Exercise prompt: Write out the records word for word, with no pictures.

........

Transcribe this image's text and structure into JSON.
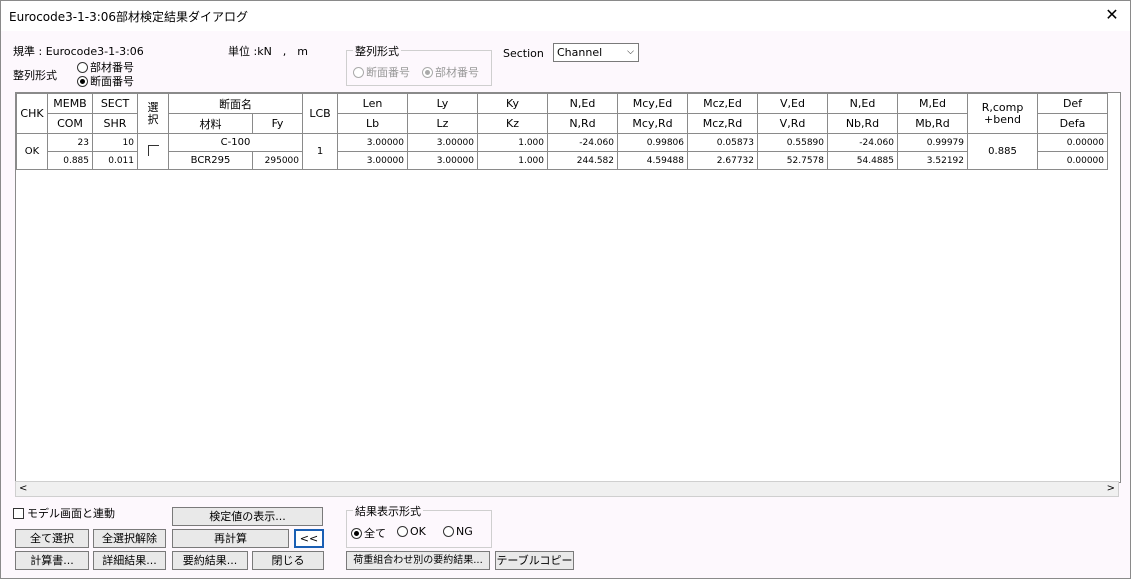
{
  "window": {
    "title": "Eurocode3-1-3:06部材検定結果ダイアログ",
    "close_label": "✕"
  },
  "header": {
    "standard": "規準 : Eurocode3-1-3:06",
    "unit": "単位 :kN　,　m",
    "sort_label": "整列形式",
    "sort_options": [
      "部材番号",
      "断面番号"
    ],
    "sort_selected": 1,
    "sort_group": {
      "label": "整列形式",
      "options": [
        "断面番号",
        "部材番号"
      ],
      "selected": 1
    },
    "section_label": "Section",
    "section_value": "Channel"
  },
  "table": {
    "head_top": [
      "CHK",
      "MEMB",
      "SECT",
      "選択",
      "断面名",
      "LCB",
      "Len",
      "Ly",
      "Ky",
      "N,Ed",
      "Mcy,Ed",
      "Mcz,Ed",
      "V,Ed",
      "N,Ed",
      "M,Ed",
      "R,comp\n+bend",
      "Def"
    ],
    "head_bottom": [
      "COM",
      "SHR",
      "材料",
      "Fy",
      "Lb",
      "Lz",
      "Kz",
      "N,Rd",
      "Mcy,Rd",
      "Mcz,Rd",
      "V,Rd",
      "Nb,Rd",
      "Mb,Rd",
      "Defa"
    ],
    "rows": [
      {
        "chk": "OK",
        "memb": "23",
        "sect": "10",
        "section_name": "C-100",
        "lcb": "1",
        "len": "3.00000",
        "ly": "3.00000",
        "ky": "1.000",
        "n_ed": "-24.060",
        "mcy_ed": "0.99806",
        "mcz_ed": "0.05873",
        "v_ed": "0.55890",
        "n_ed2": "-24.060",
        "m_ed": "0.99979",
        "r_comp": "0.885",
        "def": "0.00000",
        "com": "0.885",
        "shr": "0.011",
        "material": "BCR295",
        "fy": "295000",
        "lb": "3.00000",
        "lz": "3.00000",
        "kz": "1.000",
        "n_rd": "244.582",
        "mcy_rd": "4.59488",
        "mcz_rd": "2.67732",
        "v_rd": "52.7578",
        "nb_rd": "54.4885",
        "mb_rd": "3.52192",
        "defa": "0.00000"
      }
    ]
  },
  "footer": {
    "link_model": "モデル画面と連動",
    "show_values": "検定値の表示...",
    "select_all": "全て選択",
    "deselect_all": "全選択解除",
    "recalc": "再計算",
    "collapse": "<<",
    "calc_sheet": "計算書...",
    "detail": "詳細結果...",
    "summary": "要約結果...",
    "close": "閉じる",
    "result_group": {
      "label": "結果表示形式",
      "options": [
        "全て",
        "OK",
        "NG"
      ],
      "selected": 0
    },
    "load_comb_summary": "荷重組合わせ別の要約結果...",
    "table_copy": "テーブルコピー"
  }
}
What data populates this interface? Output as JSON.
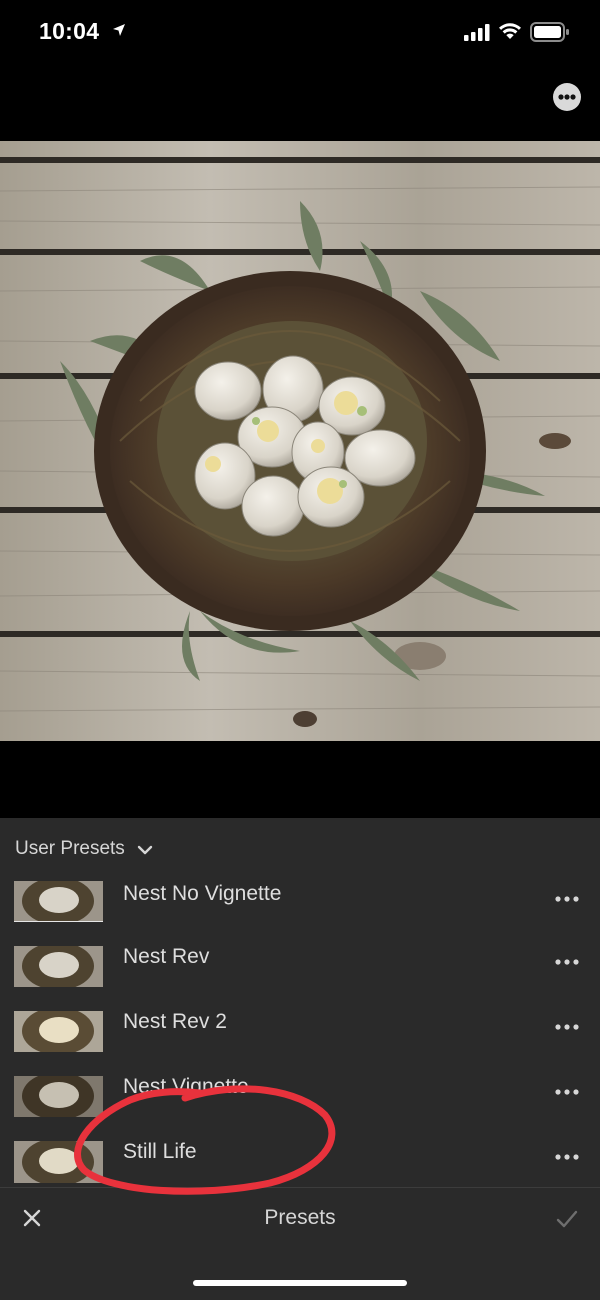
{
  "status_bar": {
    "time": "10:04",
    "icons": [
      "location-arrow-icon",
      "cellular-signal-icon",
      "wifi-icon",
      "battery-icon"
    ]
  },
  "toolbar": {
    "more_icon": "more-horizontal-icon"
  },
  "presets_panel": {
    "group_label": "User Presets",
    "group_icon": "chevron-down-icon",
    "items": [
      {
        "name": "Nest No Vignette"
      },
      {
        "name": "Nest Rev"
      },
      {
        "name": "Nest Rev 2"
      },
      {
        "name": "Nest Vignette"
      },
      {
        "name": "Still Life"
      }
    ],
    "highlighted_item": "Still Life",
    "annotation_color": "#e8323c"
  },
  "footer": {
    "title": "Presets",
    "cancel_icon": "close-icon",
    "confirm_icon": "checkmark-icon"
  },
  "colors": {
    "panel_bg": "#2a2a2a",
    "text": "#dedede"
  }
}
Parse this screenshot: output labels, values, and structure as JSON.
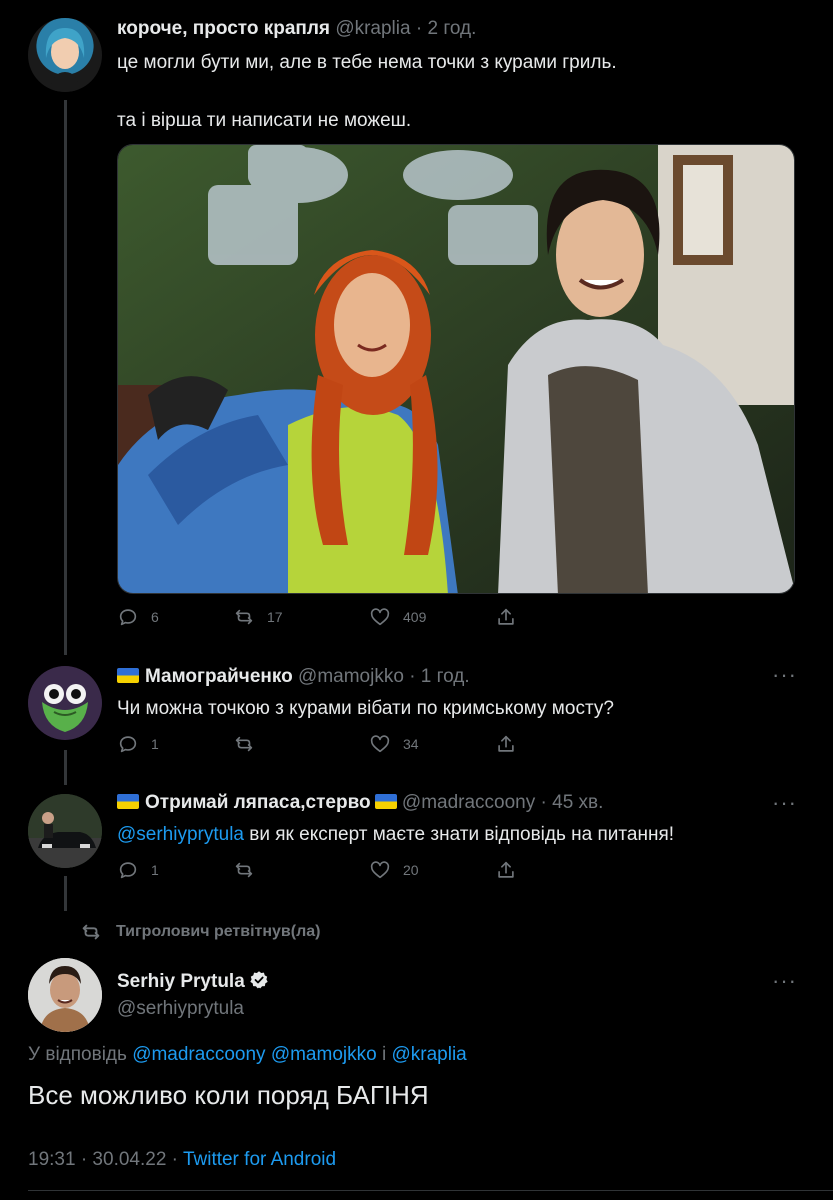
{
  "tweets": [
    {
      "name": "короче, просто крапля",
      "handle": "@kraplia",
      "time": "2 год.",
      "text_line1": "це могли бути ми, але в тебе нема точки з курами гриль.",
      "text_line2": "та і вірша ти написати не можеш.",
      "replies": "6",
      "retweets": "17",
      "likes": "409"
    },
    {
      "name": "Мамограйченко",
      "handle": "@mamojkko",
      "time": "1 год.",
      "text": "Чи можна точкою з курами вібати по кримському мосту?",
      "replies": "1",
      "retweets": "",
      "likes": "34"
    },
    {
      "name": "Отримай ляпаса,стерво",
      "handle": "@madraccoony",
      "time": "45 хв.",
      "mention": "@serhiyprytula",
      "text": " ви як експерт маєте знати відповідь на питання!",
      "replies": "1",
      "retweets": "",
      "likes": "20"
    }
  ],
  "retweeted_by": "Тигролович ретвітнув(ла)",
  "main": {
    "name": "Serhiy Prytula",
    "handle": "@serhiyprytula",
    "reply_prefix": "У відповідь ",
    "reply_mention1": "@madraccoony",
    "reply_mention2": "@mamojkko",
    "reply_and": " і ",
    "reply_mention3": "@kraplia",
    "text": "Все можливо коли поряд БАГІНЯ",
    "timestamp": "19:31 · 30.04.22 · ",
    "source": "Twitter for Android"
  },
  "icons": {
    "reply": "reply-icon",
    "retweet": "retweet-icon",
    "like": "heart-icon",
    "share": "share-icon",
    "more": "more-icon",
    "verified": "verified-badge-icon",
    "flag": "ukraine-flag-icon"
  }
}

........

Solution to this task:
Transcribe this image's text and structure into JSON.
{
  "window": {
    "title": "Eurocode3-1-3:06部材検定結果ダイアログ",
    "close_label": "✕"
  },
  "header": {
    "standard": "規準 : Eurocode3-1-3:06",
    "unit": "単位 :kN　,　m",
    "sort_label": "整列形式",
    "sort_options": [
      "部材番号",
      "断面番号"
    ],
    "sort_selected": 1,
    "sort_group": {
      "label": "整列形式",
      "options": [
        "断面番号",
        "部材番号"
      ],
      "selected": 1
    },
    "section_label": "Section",
    "section_value": "Channel"
  },
  "table": {
    "head_top": [
      "CHK",
      "MEMB",
      "SECT",
      "選択",
      "断面名",
      "LCB",
      "Len",
      "Ly",
      "Ky",
      "N,Ed",
      "Mcy,Ed",
      "Mcz,Ed",
      "V,Ed",
      "N,Ed",
      "M,Ed",
      "R,comp\n+bend",
      "Def"
    ],
    "head_bottom": [
      "COM",
      "SHR",
      "材料",
      "Fy",
      "Lb",
      "Lz",
      "Kz",
      "N,Rd",
      "Mcy,Rd",
      "Mcz,Rd",
      "V,Rd",
      "Nb,Rd",
      "Mb,Rd",
      "Defa"
    ],
    "rows": [
      {
        "chk": "OK",
        "memb": "23",
        "sect": "10",
        "section_name": "C-100",
        "lcb": "1",
        "len": "3.00000",
        "ly": "3.00000",
        "ky": "1.000",
        "n_ed": "-24.060",
        "mcy_ed": "0.99806",
        "mcz_ed": "0.05873",
        "v_ed": "0.55890",
        "n_ed2": "-24.060",
        "m_ed": "0.99979",
        "r_comp": "0.885",
        "def": "0.00000",
        "com": "0.885",
        "shr": "0.011",
        "material": "BCR295",
        "fy": "295000",
        "lb": "3.00000",
        "lz": "3.00000",
        "kz": "1.000",
        "n_rd": "244.582",
        "mcy_rd": "4.59488",
        "mcz_rd": "2.67732",
        "v_rd": "52.7578",
        "nb_rd": "54.4885",
        "mb_rd": "3.52192",
        "defa": "0.00000"
      }
    ]
  },
  "footer": {
    "link_model": "モデル画面と連動",
    "show_values": "検定値の表示...",
    "select_all": "全て選択",
    "deselect_all": "全選択解除",
    "recalc": "再計算",
    "collapse": "<<",
    "calc_sheet": "計算書...",
    "detail": "詳細結果...",
    "summary": "要約結果...",
    "close": "閉じる",
    "result_group": {
      "label": "結果表示形式",
      "options": [
        "全て",
        "OK",
        "NG"
      ],
      "selected": 0
    },
    "load_comb_summary": "荷重組合わせ別の要約結果...",
    "table_copy": "テーブルコピー"
  }
}
What data populates this interface? Output as JSON.
{
  "status_bar": {
    "time": "10:04",
    "icons": [
      "location-arrow-icon",
      "cellular-signal-icon",
      "wifi-icon",
      "battery-icon"
    ]
  },
  "toolbar": {
    "more_icon": "more-horizontal-icon"
  },
  "presets_panel": {
    "group_label": "User Presets",
    "group_icon": "chevron-down-icon",
    "items": [
      {
        "name": "Nest No Vignette"
      },
      {
        "name": "Nest Rev"
      },
      {
        "name": "Nest Rev 2"
      },
      {
        "name": "Nest Vignette"
      },
      {
        "name": "Still Life"
      }
    ],
    "highlighted_item": "Still Life",
    "annotation_color": "#e8323c"
  },
  "footer": {
    "title": "Presets",
    "cancel_icon": "close-icon",
    "confirm_icon": "checkmark-icon"
  },
  "colors": {
    "panel_bg": "#2a2a2a",
    "text": "#dedede"
  }
}
Parse this screenshot: output labels, values, and structure as JSON.
{
  "tweets": [
    {
      "name": "короче, просто крапля",
      "handle": "@kraplia",
      "time": "2 год.",
      "text_line1": "це могли бути ми, але в тебе нема точки з курами гриль.",
      "text_line2": "та і вірша ти написати не можеш.",
      "replies": "6",
      "retweets": "17",
      "likes": "409"
    },
    {
      "name": "Мамограйченко",
      "handle": "@mamojkko",
      "time": "1 год.",
      "text": "Чи можна точкою з курами вібати по кримському мосту?",
      "replies": "1",
      "retweets": "",
      "likes": "34"
    },
    {
      "name": "Отримай ляпаса,стерво",
      "handle": "@madraccoony",
      "time": "45 хв.",
      "mention": "@serhiyprytula",
      "text": " ви як експерт маєте знати відповідь на питання!",
      "replies": "1",
      "retweets": "",
      "likes": "20"
    }
  ],
  "retweeted_by": "Тигролович ретвітнув(ла)",
  "main": {
    "name": "Serhiy Prytula",
    "handle": "@serhiyprytula",
    "reply_prefix": "У відповідь ",
    "reply_mention1": "@madraccoony",
    "reply_mention2": "@mamojkko",
    "reply_and": " і ",
    "reply_mention3": "@kraplia",
    "text": "Все можливо коли поряд БАГІНЯ",
    "timestamp": "19:31 · 30.04.22 · ",
    "source": "Twitter for Android"
  },
  "icons": {
    "reply": "reply-icon",
    "retweet": "retweet-icon",
    "like": "heart-icon",
    "share": "share-icon",
    "more": "more-icon",
    "verified": "verified-badge-icon",
    "flag": "ukraine-flag-icon"
  }
}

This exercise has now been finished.